- [SHORT PROBLEM 1]
Output the rows below word for word, starting with the first row and going on through the row that contains "scrollbar-thumb[interactable] <box>571 223".

◇ ◇ ◇ ◇ ◇ ◇ ◇

It's not the first time, but it's particularly serious. The usefulness of Overseas Development Aid (ODA) is once again under question throughout the 'developed' world. From Sweden - long a strong giver of ODA - to the UK to the USA, citizens and their elected leaders are more openly questioning how useful is aid for sustainable development. And this time, sustainable development means not only Africa's development, but Sweden's (and other country's) ability to sustain long term financial donations in a situation where it is unclear whether or not 'aid works'.

The financial crisis is partly to blame. Many threw up their hands in fury several months ago at the ease with which bankers got millions and millions while for decades it has been a struggle to give the world's poor even a half of the less than 1% of overall budget that most countries commit to give to ODA. Sustainable development was reduced to mere rhetoric. Now, with budgets tightened (I've yet to hear a viable plan for how either the UK or the US is going to get out of the enormous debt my unborn children are currently saddled with as a result of the bailouts and the ongoing loans, not to mention any future damage due to climate change), and people looking to pinch, that old question is raised again: why should we give money to someone else's poor when we've our own poor people to look after?

◇ ◇ ◇ ◇ ◇ ◇ ◇

- [SHORT PROBLEM 2]
Return the part of the piece on development aid word for word, starting with "It's not the" and going on through "not 'aid works'.".

(Records of where elements appear)
◇ ◇ ◇ ◇ ◇ ◇ ◇

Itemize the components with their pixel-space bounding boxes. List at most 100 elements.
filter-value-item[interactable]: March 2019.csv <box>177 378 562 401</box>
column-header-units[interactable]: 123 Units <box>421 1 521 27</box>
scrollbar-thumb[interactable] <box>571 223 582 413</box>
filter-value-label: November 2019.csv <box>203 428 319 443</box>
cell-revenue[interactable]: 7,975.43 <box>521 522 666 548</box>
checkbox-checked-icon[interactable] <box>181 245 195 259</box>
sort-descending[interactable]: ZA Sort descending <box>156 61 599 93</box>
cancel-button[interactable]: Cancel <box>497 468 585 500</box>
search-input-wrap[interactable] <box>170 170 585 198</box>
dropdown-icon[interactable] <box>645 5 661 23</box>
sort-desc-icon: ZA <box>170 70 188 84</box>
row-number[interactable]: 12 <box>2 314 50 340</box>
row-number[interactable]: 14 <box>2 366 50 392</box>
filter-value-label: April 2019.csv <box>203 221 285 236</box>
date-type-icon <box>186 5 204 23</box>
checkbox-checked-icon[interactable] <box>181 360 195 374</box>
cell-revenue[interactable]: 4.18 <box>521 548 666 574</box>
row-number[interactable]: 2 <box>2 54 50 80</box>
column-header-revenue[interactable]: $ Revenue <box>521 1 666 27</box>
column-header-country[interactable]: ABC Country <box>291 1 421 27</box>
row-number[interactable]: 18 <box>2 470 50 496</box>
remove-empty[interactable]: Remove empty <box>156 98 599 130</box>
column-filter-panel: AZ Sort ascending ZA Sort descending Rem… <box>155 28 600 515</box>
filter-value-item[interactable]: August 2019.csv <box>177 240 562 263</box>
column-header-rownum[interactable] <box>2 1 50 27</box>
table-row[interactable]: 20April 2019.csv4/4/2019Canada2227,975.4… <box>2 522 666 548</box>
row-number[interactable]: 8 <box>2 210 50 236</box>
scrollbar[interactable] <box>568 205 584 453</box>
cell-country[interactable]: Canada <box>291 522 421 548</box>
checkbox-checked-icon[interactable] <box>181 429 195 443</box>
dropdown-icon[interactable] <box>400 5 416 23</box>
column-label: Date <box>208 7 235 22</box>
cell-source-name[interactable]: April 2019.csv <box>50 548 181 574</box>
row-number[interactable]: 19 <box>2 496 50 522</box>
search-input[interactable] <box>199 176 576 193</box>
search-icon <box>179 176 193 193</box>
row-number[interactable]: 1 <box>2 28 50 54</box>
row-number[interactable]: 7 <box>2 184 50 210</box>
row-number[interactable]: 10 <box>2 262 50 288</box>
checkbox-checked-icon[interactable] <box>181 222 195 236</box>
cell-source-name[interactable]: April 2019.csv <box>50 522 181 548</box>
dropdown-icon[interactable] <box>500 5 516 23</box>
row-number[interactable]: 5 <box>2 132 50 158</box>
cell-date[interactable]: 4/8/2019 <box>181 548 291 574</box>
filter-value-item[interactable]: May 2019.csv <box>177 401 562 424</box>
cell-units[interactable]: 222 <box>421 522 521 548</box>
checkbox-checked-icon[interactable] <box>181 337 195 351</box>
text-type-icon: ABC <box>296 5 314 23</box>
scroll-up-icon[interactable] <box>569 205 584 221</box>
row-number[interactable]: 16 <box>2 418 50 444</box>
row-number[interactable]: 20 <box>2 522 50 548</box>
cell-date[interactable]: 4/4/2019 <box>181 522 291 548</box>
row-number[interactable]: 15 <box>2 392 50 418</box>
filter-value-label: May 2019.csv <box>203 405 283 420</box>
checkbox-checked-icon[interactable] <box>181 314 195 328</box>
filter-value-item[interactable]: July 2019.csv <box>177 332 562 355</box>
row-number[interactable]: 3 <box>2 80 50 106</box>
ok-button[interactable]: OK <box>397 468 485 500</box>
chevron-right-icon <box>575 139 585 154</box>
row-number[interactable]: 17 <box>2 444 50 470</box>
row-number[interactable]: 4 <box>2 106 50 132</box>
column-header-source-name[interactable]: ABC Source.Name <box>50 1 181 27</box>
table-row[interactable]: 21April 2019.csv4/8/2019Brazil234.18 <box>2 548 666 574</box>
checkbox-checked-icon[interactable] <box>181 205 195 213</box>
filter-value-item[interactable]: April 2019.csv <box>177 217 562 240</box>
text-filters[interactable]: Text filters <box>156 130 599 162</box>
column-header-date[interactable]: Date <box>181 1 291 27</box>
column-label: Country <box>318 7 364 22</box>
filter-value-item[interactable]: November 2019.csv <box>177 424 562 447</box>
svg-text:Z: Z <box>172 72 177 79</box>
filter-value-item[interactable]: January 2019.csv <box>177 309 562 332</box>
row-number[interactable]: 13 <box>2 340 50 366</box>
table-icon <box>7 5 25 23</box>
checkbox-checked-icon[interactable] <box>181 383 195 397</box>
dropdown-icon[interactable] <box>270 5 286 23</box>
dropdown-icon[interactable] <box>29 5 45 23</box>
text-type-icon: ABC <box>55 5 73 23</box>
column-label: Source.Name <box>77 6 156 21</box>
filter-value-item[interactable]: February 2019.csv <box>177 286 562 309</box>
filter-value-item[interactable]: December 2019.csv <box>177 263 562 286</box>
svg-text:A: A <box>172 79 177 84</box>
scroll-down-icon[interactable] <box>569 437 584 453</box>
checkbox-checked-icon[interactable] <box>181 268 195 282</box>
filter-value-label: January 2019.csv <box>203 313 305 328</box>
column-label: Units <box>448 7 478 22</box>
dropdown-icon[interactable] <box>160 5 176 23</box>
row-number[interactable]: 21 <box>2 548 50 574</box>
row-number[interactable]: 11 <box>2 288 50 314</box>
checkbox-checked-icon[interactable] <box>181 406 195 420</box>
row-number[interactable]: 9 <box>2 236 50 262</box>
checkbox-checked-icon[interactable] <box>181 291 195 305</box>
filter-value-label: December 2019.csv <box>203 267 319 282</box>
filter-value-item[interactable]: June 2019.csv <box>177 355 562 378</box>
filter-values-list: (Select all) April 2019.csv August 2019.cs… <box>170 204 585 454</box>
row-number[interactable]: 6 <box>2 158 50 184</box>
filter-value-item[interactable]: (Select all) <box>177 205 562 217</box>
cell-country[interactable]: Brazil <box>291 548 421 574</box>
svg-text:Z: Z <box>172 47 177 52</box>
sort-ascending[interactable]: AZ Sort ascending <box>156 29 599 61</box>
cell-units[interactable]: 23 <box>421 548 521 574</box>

◇ ◇ ◇ ◇ ◇ ◇ ◇

- [CORRECT ANSWER 1]
Itemize the components with their pixel-space bounding boxes. List at most 100 elements.
filter-value-item[interactable]: March 2019.csv <box>177 378 562 401</box>
column-header-units[interactable]: 123 Units <box>421 1 521 27</box>
scrollbar-thumb[interactable] <box>571 223 582 413</box>

- [CORRECT ANSWER 2]
It's not the first time, but it's particularly serious. The usefulness of Overseas Development Aid (ODA) is once again under question throughout the 'developed' world. From Sweden - long a strong giver of ODA - to the UK to the USA, citizens and their elected leaders are more openly questioning how useful is aid for sustainable development. And this time, sustainable development means not only Africa's development, but Sweden's (and other country's) ability to sustain long term financial donations in a situation where it is unclear whether or not 'aid works'.